━━━ Data to process ━━━

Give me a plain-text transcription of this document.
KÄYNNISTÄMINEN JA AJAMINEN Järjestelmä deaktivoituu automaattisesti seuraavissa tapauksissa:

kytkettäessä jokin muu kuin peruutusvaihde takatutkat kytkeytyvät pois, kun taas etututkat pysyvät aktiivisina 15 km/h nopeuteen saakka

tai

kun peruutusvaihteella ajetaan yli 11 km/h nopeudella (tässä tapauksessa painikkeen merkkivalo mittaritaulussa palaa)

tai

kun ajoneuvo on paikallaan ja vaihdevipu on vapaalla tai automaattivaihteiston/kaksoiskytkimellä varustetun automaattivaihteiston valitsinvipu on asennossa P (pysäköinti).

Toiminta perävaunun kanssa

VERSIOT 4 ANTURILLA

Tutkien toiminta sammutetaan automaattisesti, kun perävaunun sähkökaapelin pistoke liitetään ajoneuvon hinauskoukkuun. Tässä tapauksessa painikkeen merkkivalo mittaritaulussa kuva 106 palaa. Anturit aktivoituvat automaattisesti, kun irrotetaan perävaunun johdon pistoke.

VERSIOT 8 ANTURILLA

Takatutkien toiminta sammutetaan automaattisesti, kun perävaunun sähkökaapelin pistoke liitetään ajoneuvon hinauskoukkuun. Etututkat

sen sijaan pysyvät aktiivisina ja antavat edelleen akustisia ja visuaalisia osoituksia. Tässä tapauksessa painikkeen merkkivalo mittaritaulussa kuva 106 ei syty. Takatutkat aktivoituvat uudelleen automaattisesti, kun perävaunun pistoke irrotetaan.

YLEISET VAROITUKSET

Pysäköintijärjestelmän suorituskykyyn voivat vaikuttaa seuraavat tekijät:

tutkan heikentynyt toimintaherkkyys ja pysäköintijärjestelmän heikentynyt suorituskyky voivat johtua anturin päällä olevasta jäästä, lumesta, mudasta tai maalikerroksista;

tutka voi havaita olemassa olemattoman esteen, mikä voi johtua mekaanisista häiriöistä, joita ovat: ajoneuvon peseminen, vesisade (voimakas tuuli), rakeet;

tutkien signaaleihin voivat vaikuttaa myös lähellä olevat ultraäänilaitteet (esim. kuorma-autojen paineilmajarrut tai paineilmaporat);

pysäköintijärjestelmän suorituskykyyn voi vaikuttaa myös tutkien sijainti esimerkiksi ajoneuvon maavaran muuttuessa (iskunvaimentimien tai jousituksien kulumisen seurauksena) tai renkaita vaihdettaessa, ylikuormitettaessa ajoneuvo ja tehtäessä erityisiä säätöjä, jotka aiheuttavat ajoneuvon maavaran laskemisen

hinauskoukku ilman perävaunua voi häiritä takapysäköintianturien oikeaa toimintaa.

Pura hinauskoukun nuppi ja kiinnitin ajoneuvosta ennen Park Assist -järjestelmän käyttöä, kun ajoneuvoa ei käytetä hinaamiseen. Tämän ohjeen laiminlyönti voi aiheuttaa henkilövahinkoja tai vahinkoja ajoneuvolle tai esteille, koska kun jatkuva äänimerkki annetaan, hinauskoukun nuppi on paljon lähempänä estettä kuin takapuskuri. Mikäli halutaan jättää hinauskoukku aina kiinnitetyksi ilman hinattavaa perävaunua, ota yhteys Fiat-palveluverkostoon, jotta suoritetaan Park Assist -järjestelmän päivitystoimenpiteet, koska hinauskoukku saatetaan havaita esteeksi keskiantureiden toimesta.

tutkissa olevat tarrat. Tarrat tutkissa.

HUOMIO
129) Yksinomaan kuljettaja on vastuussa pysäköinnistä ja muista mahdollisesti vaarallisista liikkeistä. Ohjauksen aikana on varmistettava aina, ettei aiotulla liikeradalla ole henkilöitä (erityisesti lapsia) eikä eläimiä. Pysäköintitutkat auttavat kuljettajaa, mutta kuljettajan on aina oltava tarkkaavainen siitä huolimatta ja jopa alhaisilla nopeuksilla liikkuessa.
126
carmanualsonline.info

━━━

Transcribe the whole listing with nothing added or left out.

Give me a plain-text transcription of this document.
KÄYNNISTÄMINEN JA AJAMINEN Järjestelmä deaktivoituu automaattisesti seuraavissa tapauksissa:

kytkettäessä jokin muu kuin peruutusvaihde takatutkat kytkeytyvät pois, kun taas etututkat pysyvät aktiivisina 15 km/h nopeuteen saakka

tai

kun peruutusvaihteella ajetaan yli 11 km/h nopeudella (tässä tapauksessa painikkeen merkkivalo mittaritaulussa palaa)

tai

kun ajoneuvo on paikallaan ja vaihdevipu on vapaalla tai automaattivaihteiston/kaksoiskytkimellä varustetun automaattivaihteiston valitsinvipu on asennossa P (pysäköinti).

Toiminta perävaunun kanssa

VERSIOT 4 ANTURILLA

Tutkien toiminta sammutetaan automaattisesti, kun perävaunun sähkökaapelin pistoke liitetään ajoneuvon hinauskoukkuun. Tässä tapauksessa painikkeen merkkivalo mittaritaulussa kuva 106 palaa. Anturit aktivoituvat automaattisesti, kun irrotetaan perävaunun johdon pistoke.

VERSIOT 8 ANTURILLA

Takatutkien toiminta sammutetaan automaattisesti, kun perävaunun sähkökaapelin pistoke liitetään ajoneuvon hinauskoukkuun. Etututkat

sen sijaan pysyvät aktiivisina ja antavat edelleen akustisia ja visuaalisia osoituksia. Tässä tapauksessa painikkeen merkkivalo mittaritaulussa kuva 106 ei syty. Takatutkat aktivoituvat uudelleen automaattisesti, kun perävaunun pistoke irrotetaan.

YLEISET VAROITUKSET

Pysäköintijärjestelmän suorituskykyyn voivat vaikuttaa seuraavat tekijät:

tutkan heikentynyt toimintaherkkyys ja pysäköintijärjestelmän heikentynyt suorituskyky voivat johtua anturin päällä olevasta jäästä, lumesta, mudasta tai maalikerroksista;

tutka voi havaita olemassa olemattoman esteen, mikä voi johtua mekaanisista häiriöistä, joita ovat: ajoneuvon peseminen, vesisade (voimakas tuuli), rakeet;

tutkien signaaleihin voivat vaikuttaa myös lähellä olevat ultraäänilaitteet (esim. kuorma-autojen paineilmajarrut tai paineilmaporat);

pysäköintijärjestelmän suorituskykyyn voi vaikuttaa myös tutkien sijainti esimerkiksi ajoneuvon maavaran muuttuessa (iskunvaimentimien tai jousituksien kulumisen seurauksena) tai renkaita vaihdettaessa, ylikuormitettaessa ajoneuvo ja tehtäessä erityisiä säätöjä, jotka aiheuttavat ajoneuvon maavaran laskemisen

hinauskoukku ilman perävaunua voi häiritä takapysäköintianturien oikeaa toimintaa.

Pura hinauskoukun nuppi ja kiinnitin ajoneuvosta ennen Park Assist -järjestelmän käyttöä, kun ajoneuvoa ei käytetä hinaamiseen. Tämän ohjeen laiminlyönti voi aiheuttaa henkilövahinkoja tai vahinkoja ajoneuvolle tai esteille, koska kun jatkuva äänimerkki annetaan, hinauskoukun nuppi on paljon lähempänä estettä kuin takapuskuri. Mikäli halutaan jättää hinauskoukku aina kiinnitetyksi ilman hinattavaa perävaunua, ota yhteys Fiat-palveluverkostoon, jotta suoritetaan Park Assist -järjestelmän päivitystoimenpiteet, koska hinauskoukku saatetaan havaita esteeksi keskiantureiden toimesta.

tutkissa olevat tarrat. Tarrat tutkissa.

HUOMIO
129) Yksinomaan kuljettaja on vastuussa pysäköinnistä ja muista mahdollisesti vaarallisista liikkeistä. Ohjauksen aikana on varmistettava aina, ettei aiotulla liikeradalla ole henkilöitä (erityisesti lapsia) eikä eläimiä. Pysäköintitutkat auttavat kuljettajaa, mutta kuljettajan on aina oltava tarkkaavainen siitä huolimatta ja jopa alhaisilla nopeuksilla liikkuessa.
126
carmanualsonline.info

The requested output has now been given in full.